## DATA TO PROCESS
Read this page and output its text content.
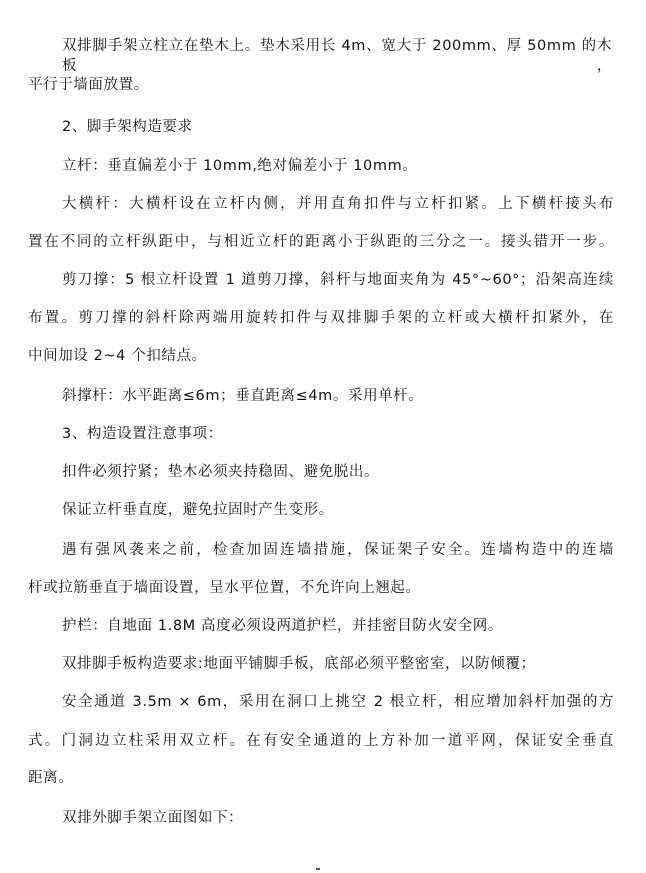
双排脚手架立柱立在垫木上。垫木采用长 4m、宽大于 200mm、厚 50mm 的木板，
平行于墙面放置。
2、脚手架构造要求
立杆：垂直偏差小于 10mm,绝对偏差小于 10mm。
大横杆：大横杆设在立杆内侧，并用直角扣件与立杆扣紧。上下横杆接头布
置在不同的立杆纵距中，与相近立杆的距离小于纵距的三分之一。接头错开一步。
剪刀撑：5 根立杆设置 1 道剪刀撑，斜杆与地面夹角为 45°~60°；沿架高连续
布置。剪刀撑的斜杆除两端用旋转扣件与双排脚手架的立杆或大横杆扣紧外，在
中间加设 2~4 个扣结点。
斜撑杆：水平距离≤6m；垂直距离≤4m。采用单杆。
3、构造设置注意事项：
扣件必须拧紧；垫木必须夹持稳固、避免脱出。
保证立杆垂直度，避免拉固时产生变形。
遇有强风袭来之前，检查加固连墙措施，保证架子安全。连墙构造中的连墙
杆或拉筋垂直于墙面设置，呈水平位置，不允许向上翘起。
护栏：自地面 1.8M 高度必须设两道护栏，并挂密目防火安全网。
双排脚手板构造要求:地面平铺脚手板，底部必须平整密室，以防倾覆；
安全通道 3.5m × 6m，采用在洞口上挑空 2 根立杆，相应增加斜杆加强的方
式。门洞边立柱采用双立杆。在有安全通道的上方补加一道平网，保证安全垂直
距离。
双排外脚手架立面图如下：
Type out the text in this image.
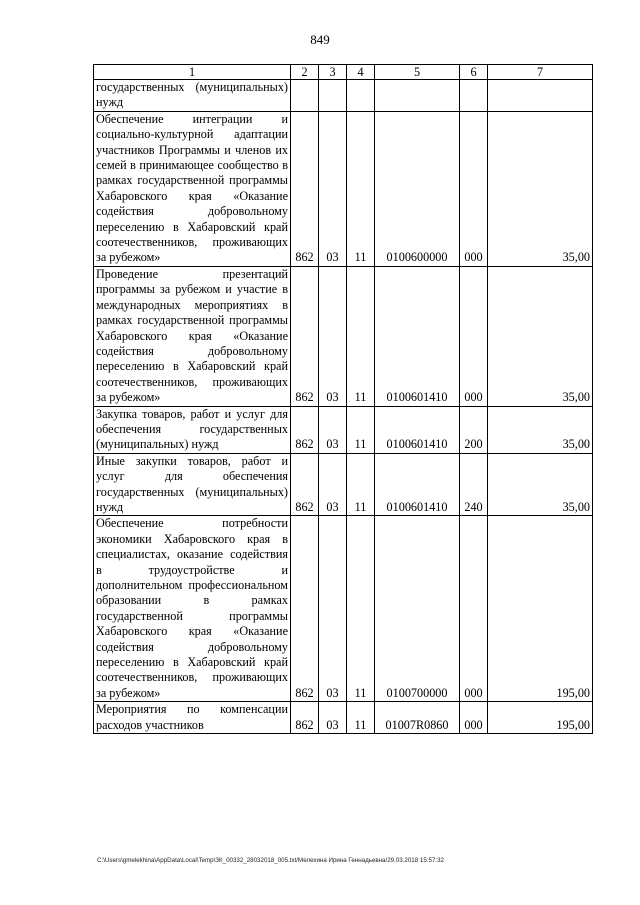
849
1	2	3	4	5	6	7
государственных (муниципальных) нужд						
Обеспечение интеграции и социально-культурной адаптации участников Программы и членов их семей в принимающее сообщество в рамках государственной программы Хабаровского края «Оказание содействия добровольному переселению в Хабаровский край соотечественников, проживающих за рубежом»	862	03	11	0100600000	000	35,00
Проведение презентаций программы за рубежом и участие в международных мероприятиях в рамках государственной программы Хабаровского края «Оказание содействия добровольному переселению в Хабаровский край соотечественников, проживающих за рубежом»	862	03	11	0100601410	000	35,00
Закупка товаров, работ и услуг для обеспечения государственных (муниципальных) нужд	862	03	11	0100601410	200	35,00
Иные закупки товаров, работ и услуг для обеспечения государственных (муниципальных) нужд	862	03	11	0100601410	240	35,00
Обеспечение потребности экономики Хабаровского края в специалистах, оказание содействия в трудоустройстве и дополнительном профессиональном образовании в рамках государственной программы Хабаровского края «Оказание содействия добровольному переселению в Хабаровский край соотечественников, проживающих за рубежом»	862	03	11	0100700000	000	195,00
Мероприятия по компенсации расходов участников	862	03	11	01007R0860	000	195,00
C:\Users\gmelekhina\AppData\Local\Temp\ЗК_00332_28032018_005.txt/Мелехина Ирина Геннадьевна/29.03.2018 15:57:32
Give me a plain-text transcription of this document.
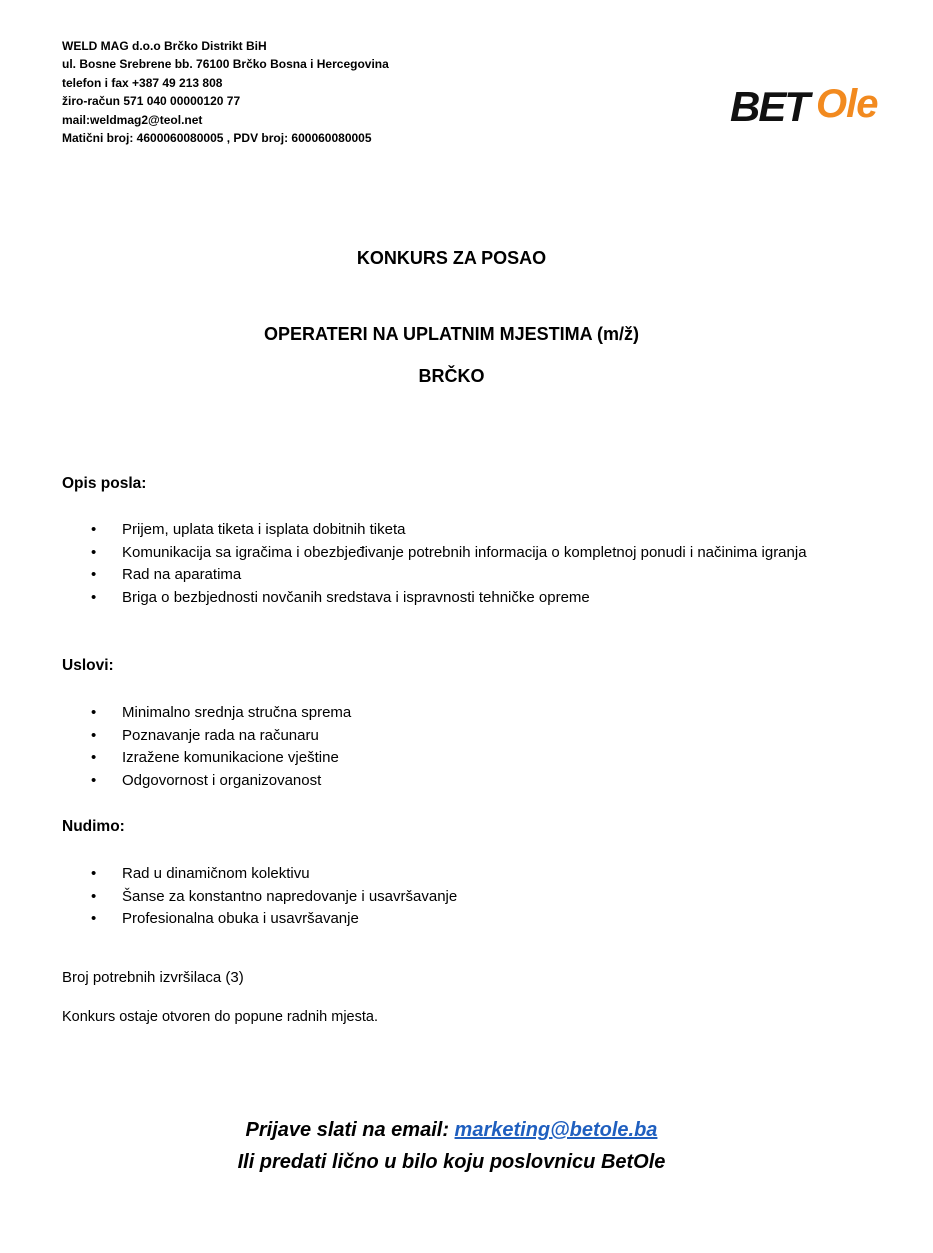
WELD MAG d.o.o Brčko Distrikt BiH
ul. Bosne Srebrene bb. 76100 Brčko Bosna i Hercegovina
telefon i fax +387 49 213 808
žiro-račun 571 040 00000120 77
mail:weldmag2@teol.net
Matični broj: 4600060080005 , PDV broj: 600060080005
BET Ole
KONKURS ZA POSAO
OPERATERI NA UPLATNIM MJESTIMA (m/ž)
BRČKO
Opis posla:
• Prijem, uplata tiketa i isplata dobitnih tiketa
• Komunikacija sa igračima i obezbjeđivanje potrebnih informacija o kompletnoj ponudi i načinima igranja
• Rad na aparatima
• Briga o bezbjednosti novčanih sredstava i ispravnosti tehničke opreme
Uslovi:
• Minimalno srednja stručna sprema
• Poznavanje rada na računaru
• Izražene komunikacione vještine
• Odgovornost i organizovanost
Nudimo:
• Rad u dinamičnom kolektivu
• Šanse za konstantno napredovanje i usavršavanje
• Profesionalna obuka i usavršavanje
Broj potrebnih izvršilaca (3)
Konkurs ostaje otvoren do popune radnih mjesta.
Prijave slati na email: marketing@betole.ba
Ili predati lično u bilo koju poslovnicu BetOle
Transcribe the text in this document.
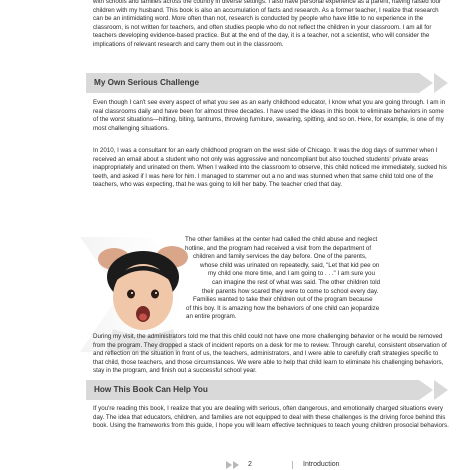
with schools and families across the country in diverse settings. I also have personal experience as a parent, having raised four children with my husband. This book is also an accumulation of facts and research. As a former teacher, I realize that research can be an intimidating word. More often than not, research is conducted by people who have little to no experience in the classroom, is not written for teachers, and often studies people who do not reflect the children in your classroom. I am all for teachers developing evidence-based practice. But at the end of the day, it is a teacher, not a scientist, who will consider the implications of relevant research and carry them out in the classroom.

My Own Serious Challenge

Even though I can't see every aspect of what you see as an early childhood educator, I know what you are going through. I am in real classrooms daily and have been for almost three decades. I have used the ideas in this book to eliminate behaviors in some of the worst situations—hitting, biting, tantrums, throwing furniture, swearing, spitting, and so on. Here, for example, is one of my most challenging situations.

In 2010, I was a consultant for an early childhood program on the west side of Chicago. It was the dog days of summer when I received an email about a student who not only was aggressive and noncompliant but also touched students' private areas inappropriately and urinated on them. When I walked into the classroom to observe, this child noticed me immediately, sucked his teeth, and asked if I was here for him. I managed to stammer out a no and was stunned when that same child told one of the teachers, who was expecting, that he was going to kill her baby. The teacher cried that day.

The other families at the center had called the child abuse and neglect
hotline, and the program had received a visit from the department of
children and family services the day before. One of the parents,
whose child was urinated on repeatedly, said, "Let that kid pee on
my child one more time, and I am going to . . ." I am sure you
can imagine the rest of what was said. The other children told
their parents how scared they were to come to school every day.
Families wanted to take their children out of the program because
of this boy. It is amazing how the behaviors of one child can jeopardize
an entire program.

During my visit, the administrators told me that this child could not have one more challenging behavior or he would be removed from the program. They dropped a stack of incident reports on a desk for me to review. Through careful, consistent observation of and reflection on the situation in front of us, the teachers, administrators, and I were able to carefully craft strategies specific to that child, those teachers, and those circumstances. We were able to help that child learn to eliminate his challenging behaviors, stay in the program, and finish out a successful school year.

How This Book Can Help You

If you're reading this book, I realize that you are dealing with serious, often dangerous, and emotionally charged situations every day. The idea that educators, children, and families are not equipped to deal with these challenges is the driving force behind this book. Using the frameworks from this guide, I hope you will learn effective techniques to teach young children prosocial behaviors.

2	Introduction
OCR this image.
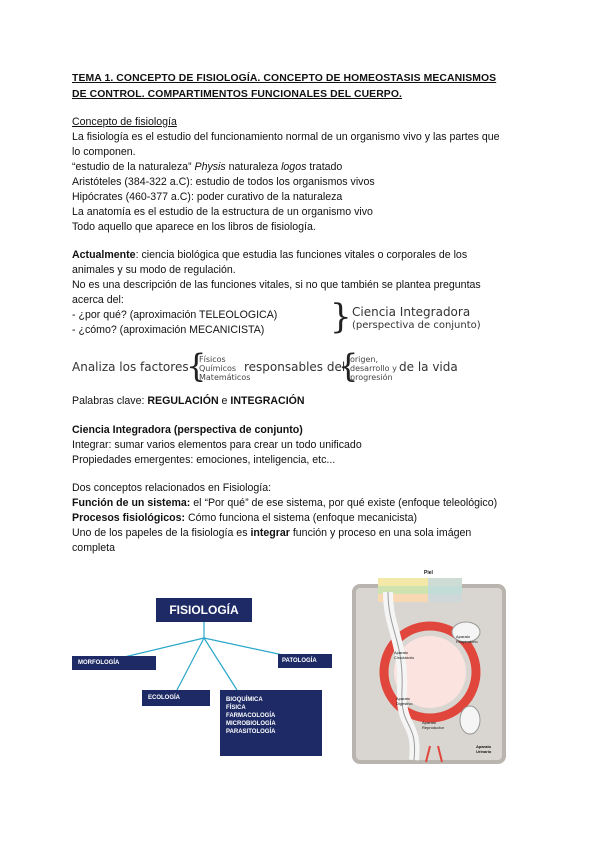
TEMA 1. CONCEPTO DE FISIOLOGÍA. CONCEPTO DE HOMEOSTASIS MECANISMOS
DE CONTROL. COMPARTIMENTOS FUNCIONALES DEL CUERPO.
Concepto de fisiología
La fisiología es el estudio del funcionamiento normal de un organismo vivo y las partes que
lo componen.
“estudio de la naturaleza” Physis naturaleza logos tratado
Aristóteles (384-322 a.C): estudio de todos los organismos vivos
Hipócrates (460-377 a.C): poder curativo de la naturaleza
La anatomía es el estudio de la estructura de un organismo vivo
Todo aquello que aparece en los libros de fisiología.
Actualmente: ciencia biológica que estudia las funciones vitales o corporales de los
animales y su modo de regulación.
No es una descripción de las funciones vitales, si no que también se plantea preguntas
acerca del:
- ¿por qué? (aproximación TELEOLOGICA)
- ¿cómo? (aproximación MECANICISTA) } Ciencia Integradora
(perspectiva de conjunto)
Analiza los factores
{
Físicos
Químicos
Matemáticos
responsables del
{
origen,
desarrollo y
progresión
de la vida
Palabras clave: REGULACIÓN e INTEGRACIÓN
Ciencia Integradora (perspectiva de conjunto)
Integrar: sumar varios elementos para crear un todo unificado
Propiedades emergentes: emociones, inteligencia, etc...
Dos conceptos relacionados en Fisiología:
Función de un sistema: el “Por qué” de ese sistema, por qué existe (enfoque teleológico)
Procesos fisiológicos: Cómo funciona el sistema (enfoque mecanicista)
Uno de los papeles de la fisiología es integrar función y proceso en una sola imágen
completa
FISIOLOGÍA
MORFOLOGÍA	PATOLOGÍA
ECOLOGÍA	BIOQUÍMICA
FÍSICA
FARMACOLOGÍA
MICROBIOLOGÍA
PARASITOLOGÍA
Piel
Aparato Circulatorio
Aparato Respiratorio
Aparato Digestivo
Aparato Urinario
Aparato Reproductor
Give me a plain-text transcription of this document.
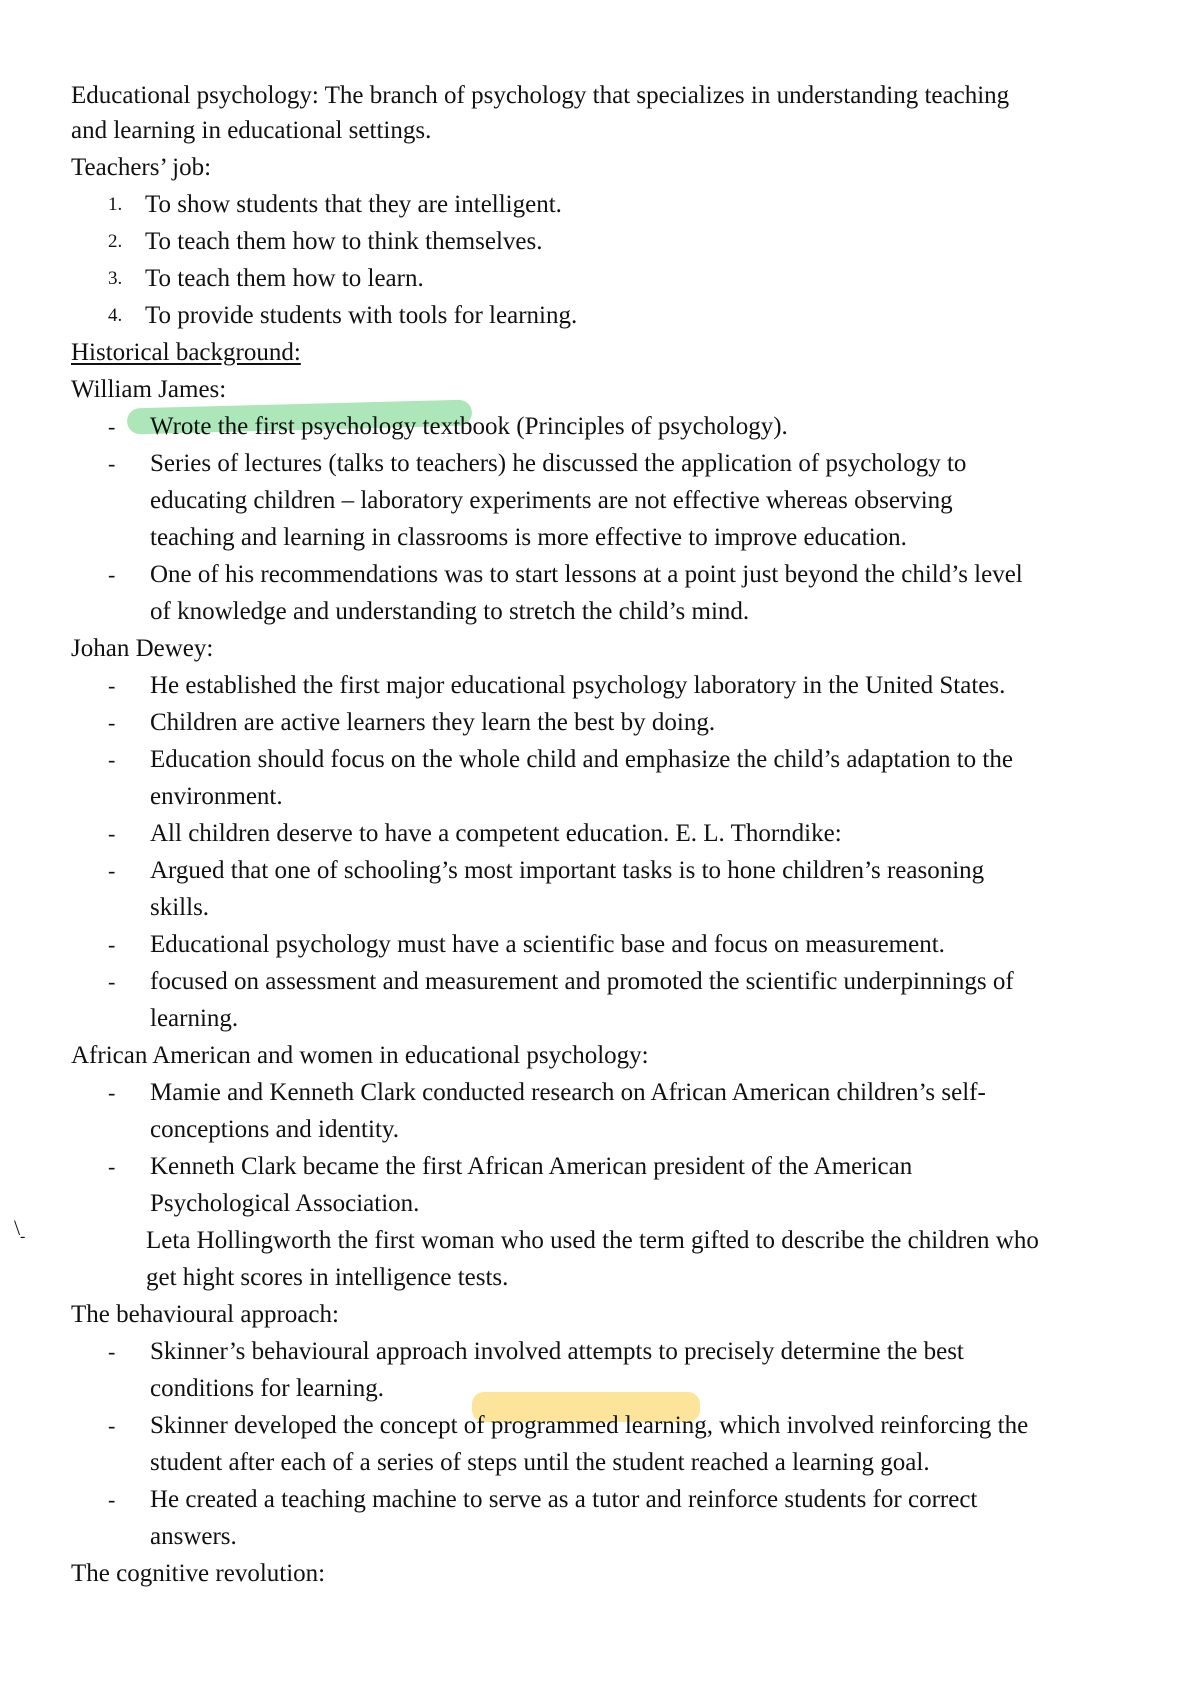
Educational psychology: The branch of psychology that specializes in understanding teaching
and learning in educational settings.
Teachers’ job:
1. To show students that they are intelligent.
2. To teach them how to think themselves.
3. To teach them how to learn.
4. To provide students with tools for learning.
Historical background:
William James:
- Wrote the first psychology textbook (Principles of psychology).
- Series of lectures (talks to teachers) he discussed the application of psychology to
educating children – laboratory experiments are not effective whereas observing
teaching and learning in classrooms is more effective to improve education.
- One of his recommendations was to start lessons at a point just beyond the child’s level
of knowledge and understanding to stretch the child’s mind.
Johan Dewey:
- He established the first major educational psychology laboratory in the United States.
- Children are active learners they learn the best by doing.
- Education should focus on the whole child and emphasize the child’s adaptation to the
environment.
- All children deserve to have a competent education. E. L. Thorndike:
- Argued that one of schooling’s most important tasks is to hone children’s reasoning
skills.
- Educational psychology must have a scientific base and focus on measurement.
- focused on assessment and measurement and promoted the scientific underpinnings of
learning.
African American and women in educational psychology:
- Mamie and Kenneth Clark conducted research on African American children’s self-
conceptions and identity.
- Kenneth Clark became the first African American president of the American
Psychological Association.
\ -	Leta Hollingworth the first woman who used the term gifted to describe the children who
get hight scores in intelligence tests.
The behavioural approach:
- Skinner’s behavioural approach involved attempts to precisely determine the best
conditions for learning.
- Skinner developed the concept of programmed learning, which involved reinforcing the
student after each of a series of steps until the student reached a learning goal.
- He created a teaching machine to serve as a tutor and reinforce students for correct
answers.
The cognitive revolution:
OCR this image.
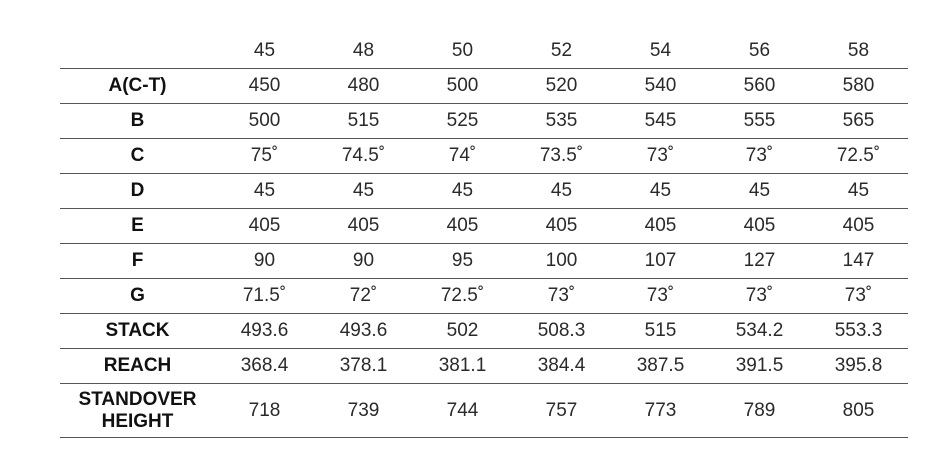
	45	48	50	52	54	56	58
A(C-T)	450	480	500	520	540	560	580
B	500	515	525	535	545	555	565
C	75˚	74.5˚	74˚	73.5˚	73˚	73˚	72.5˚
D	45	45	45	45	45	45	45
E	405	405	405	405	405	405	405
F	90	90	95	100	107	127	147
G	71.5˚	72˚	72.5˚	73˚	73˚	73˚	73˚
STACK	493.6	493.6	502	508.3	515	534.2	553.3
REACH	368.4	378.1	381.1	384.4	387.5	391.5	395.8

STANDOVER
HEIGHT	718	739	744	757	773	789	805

## EXERCISE
Where a line contains the string "understanding", extract that line.

## EXERCISE OUTPUT
Educational psychology: The branch of psychology that specializes in understanding teaching
of knowledge and understanding to stretch the child’s mind.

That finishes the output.